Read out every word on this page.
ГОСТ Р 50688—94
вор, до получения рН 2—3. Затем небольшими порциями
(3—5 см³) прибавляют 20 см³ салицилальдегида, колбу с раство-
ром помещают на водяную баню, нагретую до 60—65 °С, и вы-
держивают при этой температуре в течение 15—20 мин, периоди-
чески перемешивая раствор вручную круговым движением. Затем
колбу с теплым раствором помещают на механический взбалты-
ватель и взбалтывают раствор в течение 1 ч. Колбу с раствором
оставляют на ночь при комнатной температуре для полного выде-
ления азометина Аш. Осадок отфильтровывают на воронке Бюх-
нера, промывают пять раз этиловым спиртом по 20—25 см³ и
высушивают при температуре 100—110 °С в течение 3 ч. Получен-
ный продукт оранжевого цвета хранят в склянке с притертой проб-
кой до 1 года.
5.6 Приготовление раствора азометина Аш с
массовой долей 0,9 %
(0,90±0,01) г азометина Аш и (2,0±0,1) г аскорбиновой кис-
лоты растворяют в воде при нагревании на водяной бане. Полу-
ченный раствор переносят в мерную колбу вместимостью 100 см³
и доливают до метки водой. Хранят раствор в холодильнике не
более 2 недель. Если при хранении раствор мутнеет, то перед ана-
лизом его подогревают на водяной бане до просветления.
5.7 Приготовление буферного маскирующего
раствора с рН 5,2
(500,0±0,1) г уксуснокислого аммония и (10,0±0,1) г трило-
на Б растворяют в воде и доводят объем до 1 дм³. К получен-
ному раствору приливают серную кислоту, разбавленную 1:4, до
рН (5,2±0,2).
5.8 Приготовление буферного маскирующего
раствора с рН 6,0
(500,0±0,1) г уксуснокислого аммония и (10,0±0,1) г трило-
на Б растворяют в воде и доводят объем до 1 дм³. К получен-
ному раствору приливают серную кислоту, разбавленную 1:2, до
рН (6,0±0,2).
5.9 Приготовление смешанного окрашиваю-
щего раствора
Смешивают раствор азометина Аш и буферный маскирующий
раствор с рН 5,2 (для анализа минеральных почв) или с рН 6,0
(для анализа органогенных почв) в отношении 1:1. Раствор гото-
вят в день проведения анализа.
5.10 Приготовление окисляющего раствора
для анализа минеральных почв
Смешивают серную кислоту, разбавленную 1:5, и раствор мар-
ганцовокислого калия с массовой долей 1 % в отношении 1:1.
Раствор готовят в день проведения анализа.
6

* To do *
Which lines above hold the word "день"? Copy each of them.

* Exercise response *
вят в день проведения анализа.
Раствор готовят в день проведения анализа.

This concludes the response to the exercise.